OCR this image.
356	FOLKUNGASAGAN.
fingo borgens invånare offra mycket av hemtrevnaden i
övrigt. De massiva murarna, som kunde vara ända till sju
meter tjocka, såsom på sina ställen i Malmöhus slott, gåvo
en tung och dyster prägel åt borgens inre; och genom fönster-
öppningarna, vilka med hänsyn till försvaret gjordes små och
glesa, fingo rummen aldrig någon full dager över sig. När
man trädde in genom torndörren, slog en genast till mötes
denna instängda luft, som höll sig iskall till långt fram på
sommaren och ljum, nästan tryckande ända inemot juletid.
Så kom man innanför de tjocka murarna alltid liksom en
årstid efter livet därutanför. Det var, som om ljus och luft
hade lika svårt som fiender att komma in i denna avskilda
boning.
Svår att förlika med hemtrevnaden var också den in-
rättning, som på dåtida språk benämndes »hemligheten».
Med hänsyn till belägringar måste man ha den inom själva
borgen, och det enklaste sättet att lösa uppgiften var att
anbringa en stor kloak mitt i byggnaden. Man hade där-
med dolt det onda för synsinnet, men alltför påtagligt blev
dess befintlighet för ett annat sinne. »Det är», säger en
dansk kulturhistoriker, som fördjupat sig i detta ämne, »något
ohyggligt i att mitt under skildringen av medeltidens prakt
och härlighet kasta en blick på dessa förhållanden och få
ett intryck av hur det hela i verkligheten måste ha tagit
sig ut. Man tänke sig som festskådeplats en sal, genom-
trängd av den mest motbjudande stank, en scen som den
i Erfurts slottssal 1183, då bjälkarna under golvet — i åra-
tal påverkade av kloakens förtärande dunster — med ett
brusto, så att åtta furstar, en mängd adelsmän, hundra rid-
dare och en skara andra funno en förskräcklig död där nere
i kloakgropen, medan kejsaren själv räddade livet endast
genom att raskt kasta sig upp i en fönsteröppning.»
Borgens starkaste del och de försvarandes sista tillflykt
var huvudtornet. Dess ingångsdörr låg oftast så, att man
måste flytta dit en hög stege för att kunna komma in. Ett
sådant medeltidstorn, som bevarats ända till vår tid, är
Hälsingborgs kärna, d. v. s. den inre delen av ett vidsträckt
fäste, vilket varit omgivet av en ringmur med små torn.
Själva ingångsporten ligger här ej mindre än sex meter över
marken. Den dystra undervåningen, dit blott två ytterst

____________________

● **EXERCISE DIRECTIONS**: Going through the listing above, tally the lines that contain the word "kasta" and state the total alone.

● **EXERCISE RESULT**: 2